Problem to solve: Count how many lines of the data below contain the string "plane"; the reply should be that number alone.

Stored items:
════════════════

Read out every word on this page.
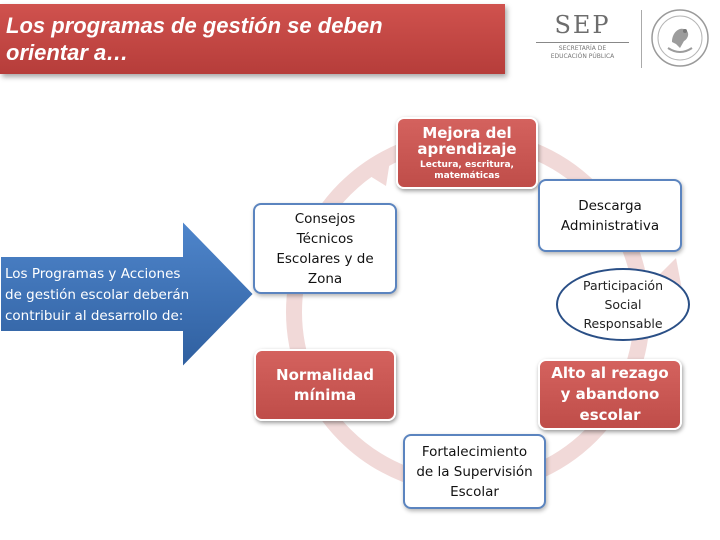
Los programas de gestión se deben
orientar a…
SEP
SECRETARÍA DE
EDUCACIÓN PÚBLICA
Los Programas y Acciones
de gestión escolar deberán
contribuir al desarrollo de:
Mejora del
aprendizaje
Lectura, escritura,
matemáticas
Consejos
Técnicos
Escolares y de
Zona
Descarga
Administrativa
Participación
Social
Responsable
Alto al rezago
y abandono
escolar
Fortalecimiento
de la Supervisión
Escolar
Normalidad
mínima
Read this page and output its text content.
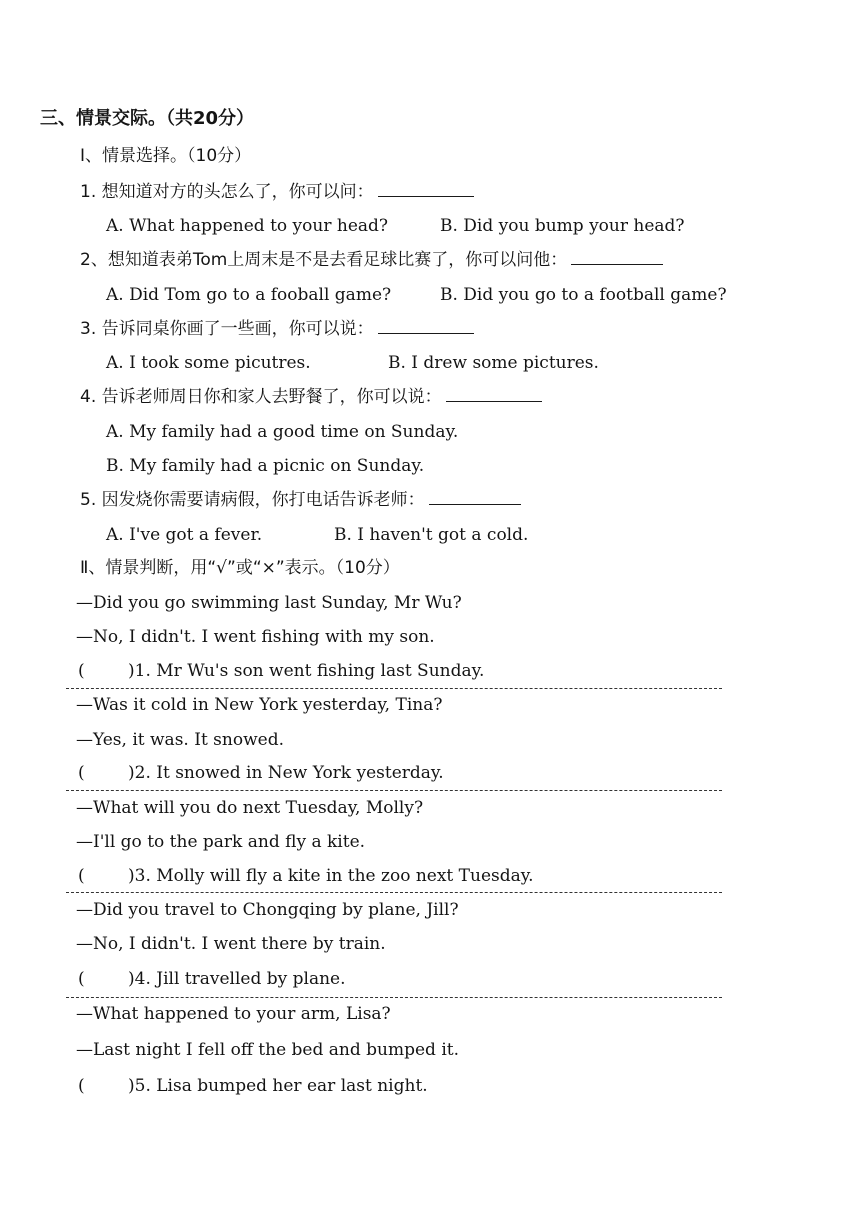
三、情景交际。（共20分）
Ⅰ、情景选择。（10分）
1. 想知道对方的头怎么了，你可以问：
A. What happened to your head?	B. Did you bump your head?
2、想知道表弟Tom上周末是不是去看足球比赛了，你可以问他：
A. Did Tom go to a fooball game?	B. Did you go to a football game?
3. 告诉同桌你画了一些画，你可以说：
A. I took some picutres.	B. I drew some pictures.
4. 告诉老师周日你和家人去野餐了，你可以说：
A. My family had a good time on Sunday.
B. My family had a picnic on Sunday.
5. 因发烧你需要请病假，你打电话告诉老师：
A. I've got a fever.	B. I haven't got a cold.
Ⅱ、情景判断，用“√”或“×”表示。（10分）
—Did you go swimming last Sunday, Mr Wu?
—No, I didn't. I went fishing with my son.
(	)1. Mr Wu's son went fishing last Sunday.
—Was it cold in New York yesterday, Tina?
—Yes, it was. It snowed.
(	)2. It snowed in New York yesterday.
—What will you do next Tuesday, Molly?
—I'll go to the park and fly a kite.
(	)3. Molly will fly a kite in the zoo next Tuesday.
—Did you travel to Chongqing by plane, Jill?
—No, I didn't. I went there by train.
(	)4. Jill travelled by plane.
—What happened to your arm, Lisa?
—Last night I fell off the bed and bumped it.
(	)5. Lisa bumped her ear last night.
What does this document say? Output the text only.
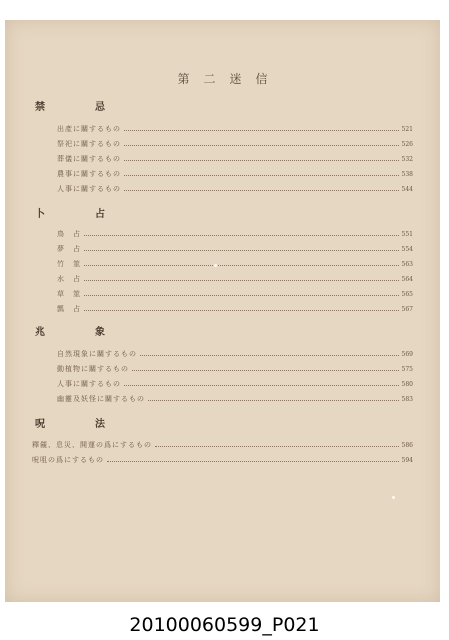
第二迷信
禁	忌
出產に關するもの	521
祭祀に關するもの	526
葬儀に關するもの	532
農事に關するもの	538
人事に關するもの	544
卜	占
鳥　占	551
夢　占	554
竹　筮	563
水　占	564
草　筮	565
瓢　占	567
兆	象
自然現象に關するもの	569
動植物に關するもの	575
人事に關するもの	580
幽靈及妖怪に關するもの	583
呪	法
釋覦、息災、開運の爲にするもの	586
呪咀の爲にするもの	594
20100060599_P021
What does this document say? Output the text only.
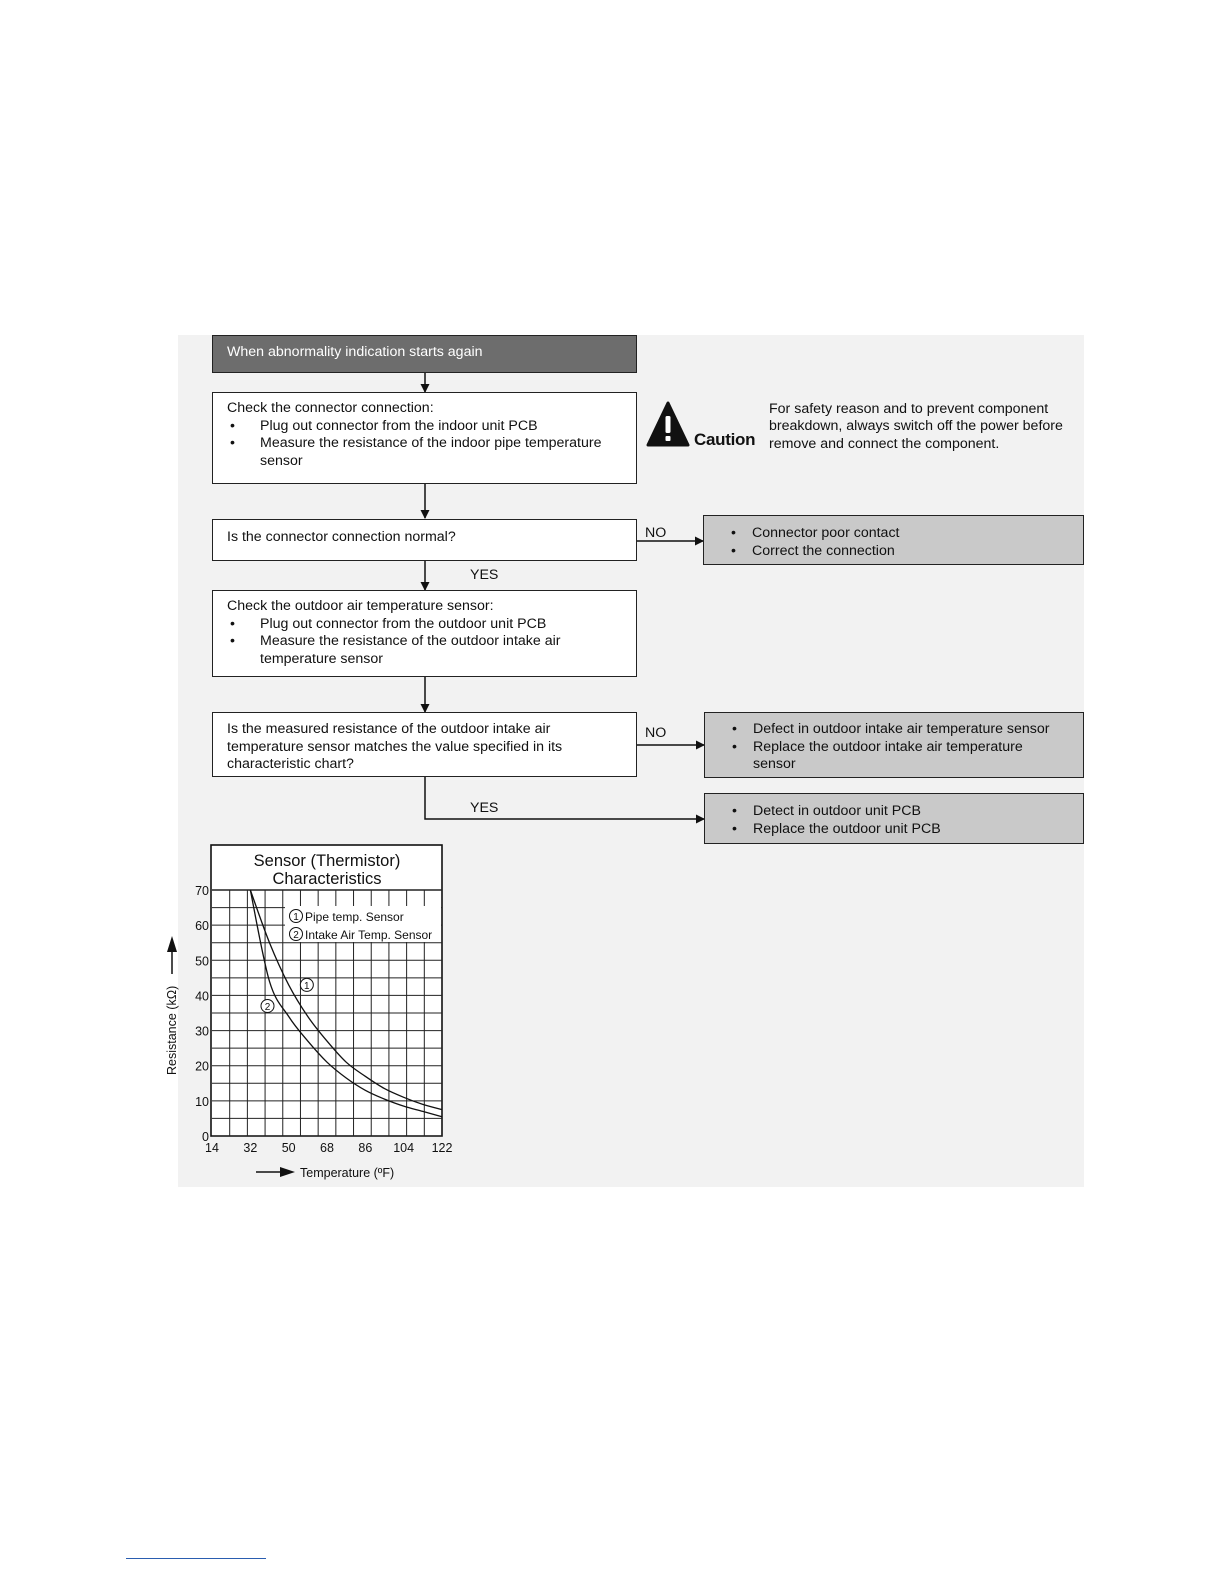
When abnormality indication starts again
Check the connector connection:
• Plug out connector from the indoor unit PCB
• Measure the resistance of the indoor pipe temperature sensor
Is the connector connection normal?	NO
YES
• Connector poor contact
• Correct the connection
Check the outdoor air temperature sensor:
• Plug out connector from the outdoor unit PCB
• Measure the resistance of the outdoor intake air temperature sensor
Is the measured resistance of the outdoor intake air temperature sensor matches the value specified in its characteristic chart?
NO
YES
• Defect in outdoor intake air temperature sensor
• Replace the outdoor intake air temperature sensor
• Detect in outdoor unit PCB
• Replace the outdoor unit PCB
Caution
For safety reason and to prevent component breakdown, always switch off the power before remove and connect the component.
Sensor (Thermistor)
Characteristics
0
10
20
30
40
50
60
70
14 32 50 68 86 104 122
Temperature (ºF)
Resistance (kΩ)
1 Pipe temp. Sensor
2 Intake Air Temp. Sensor
1
2
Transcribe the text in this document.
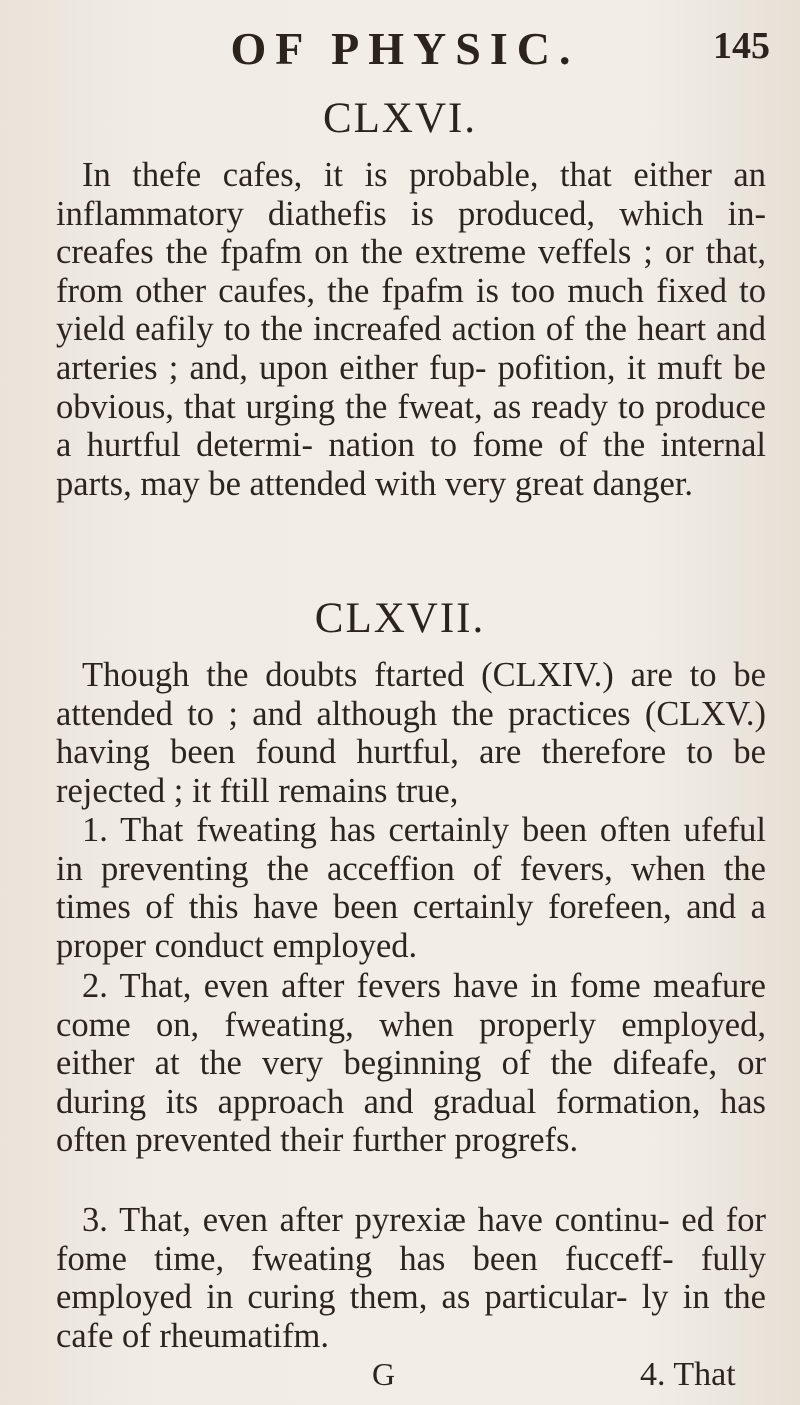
OF PHYSIC.	145
CLXVI.
In thefe cafes, it is probable, that either an inflammatory diathefis is produced, which in- creafes the fpafm on the extreme veffels ; or that, from other caufes, the fpafm is too much fixed to yield eafily to the increafed action of the heart and arteries ; and, upon either fup- pofition, it muft be obvious, that urging the fweat, as ready to produce a hurtful determi- nation to fome of the internal parts, may be attended with very great danger.
CLXVII.
Though the doubts ftarted (CLXIV.) are to be attended to ; and although the practices (CLXV.) having been found hurtful, are therefore to be rejected ; it ftill remains true,
1. That fweating has certainly been often ufeful in preventing the acceffion of fevers, when the times of this have been certainly forefeen, and a proper conduct employed.
2. That, even after fevers have in fome meafure come on, fweating, when properly employed, either at the very beginning of the difeafe, or during its approach and gradual formation, has often prevented their further progrefs.
3. That, even after pyrexiæ have continu- ed for fome time, fweating has been fucceff- fully employed in curing them, as particular- ly in the cafe of rheumatifm.
G	4. That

════════════════

Task solution: 2